## Material shown
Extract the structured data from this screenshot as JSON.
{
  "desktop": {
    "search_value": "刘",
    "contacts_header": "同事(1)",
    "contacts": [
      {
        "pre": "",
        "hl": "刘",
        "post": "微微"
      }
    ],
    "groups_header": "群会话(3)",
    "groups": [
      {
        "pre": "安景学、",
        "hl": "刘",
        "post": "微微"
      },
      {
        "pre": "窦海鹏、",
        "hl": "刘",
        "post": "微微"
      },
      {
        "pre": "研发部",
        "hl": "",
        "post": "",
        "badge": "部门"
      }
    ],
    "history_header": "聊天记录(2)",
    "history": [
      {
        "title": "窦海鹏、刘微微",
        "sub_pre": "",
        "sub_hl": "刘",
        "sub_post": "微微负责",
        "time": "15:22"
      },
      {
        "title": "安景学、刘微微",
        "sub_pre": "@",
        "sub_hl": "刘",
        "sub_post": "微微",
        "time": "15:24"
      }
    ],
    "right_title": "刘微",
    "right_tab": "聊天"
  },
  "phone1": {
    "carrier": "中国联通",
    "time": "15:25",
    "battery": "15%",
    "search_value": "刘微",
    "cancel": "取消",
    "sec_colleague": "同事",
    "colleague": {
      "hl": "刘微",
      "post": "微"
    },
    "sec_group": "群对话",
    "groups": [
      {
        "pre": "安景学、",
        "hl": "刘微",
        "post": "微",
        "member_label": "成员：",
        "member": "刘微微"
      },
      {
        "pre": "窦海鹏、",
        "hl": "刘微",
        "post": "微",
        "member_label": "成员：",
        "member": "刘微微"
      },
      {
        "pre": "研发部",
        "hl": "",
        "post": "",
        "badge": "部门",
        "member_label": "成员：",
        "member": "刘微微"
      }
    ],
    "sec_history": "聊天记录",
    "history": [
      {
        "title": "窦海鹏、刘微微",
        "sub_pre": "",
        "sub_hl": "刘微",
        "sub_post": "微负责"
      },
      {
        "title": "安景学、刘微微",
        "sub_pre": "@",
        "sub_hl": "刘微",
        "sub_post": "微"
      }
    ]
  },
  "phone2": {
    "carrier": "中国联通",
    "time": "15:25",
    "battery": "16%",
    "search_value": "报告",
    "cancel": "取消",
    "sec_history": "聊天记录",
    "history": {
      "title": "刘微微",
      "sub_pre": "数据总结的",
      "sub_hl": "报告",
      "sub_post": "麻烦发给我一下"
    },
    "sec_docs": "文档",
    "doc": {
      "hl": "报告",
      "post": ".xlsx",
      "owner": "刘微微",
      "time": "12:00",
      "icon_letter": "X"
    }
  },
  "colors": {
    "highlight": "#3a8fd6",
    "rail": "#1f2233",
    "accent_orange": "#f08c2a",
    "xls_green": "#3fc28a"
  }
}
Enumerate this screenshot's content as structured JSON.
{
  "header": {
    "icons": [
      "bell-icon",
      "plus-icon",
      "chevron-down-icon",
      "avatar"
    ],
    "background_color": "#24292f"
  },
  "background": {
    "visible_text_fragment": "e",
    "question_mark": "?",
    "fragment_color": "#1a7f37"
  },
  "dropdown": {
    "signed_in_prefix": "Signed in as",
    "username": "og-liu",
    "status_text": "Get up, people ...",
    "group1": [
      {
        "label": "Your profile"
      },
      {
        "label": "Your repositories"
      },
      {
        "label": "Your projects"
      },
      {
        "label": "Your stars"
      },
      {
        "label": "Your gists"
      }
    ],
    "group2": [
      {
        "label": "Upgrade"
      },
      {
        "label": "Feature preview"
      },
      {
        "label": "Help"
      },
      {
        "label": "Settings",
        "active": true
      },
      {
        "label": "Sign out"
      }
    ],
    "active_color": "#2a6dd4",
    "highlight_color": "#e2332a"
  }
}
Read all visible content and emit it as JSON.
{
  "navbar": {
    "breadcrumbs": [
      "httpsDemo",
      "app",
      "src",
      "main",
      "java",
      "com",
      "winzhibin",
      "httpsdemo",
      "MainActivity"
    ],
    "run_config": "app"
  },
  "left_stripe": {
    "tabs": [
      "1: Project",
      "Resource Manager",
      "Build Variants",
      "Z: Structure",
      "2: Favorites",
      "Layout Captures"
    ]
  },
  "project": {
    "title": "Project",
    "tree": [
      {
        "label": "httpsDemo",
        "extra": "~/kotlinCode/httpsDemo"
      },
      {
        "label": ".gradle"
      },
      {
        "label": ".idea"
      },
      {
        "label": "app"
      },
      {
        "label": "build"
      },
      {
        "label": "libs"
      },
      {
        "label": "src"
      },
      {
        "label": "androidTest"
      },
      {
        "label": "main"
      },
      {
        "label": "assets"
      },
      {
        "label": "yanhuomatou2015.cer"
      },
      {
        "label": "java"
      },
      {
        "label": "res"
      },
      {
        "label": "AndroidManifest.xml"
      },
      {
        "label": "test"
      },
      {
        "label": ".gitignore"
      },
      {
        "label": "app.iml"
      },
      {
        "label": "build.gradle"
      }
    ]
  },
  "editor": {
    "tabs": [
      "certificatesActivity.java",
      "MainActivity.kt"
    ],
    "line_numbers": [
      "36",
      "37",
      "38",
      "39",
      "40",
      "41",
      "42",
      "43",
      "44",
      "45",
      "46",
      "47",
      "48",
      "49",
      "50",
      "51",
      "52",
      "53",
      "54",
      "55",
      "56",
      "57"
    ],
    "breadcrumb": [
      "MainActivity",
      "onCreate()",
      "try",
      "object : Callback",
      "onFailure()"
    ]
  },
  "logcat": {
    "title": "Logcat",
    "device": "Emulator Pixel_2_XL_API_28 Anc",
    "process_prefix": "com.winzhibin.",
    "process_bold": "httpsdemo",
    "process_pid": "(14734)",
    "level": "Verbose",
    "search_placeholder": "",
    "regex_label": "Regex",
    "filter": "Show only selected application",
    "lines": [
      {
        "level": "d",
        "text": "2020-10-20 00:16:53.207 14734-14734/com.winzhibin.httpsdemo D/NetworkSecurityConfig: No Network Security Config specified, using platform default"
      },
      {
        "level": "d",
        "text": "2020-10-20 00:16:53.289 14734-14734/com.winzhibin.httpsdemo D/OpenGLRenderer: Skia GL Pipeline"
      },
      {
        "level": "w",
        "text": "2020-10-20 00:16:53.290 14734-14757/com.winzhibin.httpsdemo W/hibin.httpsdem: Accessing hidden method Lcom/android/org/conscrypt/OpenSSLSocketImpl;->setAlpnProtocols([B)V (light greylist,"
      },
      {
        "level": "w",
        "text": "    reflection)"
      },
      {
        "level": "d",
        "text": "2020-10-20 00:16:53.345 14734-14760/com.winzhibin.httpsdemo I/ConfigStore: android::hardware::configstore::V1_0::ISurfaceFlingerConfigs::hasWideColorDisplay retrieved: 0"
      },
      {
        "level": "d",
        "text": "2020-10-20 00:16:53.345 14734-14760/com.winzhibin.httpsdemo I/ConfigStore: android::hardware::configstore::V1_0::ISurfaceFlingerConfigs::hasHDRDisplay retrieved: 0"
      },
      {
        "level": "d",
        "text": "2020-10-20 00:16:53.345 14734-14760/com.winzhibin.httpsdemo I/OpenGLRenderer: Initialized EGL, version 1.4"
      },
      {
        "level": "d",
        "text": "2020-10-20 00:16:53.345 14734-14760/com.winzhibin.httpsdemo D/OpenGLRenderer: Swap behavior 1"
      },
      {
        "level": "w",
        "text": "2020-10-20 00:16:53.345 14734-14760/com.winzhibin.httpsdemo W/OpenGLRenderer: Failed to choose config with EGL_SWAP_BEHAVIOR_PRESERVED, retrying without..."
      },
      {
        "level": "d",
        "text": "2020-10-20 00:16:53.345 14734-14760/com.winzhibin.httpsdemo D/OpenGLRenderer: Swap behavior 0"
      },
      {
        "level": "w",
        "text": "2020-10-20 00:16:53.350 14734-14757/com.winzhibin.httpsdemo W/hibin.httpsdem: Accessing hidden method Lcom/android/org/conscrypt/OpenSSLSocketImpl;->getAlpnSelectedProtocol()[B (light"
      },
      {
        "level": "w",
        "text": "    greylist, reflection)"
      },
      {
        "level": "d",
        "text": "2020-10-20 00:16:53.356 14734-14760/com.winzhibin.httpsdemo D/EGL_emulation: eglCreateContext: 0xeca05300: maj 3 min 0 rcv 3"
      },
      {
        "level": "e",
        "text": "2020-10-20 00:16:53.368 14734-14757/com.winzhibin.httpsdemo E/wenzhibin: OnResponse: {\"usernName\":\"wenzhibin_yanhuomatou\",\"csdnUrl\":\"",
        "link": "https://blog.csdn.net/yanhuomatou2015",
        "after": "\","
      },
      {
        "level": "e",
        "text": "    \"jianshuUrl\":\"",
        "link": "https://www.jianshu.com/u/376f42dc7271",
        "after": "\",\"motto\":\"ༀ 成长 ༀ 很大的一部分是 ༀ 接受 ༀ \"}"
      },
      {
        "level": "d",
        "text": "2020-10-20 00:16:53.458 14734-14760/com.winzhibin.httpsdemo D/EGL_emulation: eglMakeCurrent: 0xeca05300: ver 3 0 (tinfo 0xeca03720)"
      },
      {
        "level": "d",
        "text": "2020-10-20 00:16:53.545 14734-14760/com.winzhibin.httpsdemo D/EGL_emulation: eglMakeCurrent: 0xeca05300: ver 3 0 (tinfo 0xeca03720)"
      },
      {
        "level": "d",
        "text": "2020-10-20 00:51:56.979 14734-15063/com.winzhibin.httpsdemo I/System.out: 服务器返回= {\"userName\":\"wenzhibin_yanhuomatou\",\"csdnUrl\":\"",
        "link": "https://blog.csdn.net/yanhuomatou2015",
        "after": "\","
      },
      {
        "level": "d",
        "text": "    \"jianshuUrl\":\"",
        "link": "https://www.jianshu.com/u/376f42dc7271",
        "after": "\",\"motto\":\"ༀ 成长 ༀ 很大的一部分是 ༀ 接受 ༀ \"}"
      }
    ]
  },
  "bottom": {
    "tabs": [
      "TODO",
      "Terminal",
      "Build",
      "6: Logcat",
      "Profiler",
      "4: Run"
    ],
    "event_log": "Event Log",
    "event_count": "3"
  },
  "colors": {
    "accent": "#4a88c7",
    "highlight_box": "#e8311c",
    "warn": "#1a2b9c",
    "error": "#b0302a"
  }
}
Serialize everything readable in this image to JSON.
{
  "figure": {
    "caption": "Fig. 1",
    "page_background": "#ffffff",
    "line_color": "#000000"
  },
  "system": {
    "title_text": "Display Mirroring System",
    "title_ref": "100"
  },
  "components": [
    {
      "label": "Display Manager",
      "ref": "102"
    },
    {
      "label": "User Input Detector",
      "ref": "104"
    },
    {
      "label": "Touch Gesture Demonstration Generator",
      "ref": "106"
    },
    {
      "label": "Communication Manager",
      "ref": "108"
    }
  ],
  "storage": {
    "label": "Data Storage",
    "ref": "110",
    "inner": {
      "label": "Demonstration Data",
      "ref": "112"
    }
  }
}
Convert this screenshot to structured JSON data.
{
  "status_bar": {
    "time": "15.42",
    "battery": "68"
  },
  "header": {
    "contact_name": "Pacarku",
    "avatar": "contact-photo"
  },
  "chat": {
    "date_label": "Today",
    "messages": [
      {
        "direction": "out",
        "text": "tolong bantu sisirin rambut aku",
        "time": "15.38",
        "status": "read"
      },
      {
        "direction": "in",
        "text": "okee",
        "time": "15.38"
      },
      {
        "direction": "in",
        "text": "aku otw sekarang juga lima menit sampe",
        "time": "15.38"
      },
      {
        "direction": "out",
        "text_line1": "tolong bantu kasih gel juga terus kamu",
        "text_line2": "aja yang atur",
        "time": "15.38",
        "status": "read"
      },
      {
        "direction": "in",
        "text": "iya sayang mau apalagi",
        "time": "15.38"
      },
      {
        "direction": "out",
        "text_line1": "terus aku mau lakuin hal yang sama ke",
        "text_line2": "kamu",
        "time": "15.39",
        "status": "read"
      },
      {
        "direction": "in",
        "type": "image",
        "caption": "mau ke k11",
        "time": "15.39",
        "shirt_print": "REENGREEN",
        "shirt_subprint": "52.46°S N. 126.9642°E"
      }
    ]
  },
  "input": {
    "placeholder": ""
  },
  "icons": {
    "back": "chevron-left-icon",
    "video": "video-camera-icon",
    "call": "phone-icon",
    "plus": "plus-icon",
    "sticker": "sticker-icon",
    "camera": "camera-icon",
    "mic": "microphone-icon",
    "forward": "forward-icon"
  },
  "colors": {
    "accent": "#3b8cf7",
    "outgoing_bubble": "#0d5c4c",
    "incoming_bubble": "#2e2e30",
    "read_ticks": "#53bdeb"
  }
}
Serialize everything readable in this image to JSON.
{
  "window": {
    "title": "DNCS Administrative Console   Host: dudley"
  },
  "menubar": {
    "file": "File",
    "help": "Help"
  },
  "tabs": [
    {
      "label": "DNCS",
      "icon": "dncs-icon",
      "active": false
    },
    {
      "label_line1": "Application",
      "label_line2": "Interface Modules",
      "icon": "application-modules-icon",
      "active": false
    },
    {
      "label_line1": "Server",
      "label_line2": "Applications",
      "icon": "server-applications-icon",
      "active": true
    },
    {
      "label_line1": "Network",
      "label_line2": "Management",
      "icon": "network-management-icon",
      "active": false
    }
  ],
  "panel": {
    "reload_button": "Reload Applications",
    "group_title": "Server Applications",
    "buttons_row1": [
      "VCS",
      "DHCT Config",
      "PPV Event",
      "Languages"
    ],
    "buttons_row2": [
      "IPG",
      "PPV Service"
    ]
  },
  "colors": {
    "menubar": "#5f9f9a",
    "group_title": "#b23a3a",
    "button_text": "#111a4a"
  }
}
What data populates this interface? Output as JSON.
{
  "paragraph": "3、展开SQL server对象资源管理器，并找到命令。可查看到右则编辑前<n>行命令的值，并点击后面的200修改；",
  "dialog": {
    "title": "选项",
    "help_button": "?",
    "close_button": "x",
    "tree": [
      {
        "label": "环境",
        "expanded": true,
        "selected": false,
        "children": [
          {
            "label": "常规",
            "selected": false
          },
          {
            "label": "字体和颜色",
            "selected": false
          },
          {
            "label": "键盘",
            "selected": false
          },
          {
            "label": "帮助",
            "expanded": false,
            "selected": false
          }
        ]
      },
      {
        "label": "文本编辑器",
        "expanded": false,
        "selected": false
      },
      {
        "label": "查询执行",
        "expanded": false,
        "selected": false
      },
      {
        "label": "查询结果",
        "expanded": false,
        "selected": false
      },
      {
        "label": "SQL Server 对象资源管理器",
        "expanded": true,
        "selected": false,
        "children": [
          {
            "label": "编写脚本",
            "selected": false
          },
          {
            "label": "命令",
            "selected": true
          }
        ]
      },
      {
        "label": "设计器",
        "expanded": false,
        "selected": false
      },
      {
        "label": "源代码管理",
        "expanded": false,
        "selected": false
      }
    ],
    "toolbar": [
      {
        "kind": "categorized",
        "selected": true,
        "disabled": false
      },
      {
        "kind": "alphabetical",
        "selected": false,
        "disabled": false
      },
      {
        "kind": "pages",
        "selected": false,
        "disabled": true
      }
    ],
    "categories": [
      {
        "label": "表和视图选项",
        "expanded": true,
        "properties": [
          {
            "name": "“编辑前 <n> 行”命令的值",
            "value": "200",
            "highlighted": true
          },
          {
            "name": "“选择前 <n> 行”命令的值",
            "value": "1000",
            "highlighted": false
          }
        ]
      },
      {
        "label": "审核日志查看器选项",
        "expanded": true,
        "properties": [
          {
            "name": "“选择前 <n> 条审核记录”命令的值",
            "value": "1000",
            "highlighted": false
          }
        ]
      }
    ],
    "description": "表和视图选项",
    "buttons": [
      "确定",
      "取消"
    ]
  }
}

## Your task
List every line above containing the word "chevron".

## Output for this exercise
      "chevron-down-icon",
    "back": "chevron-left-icon",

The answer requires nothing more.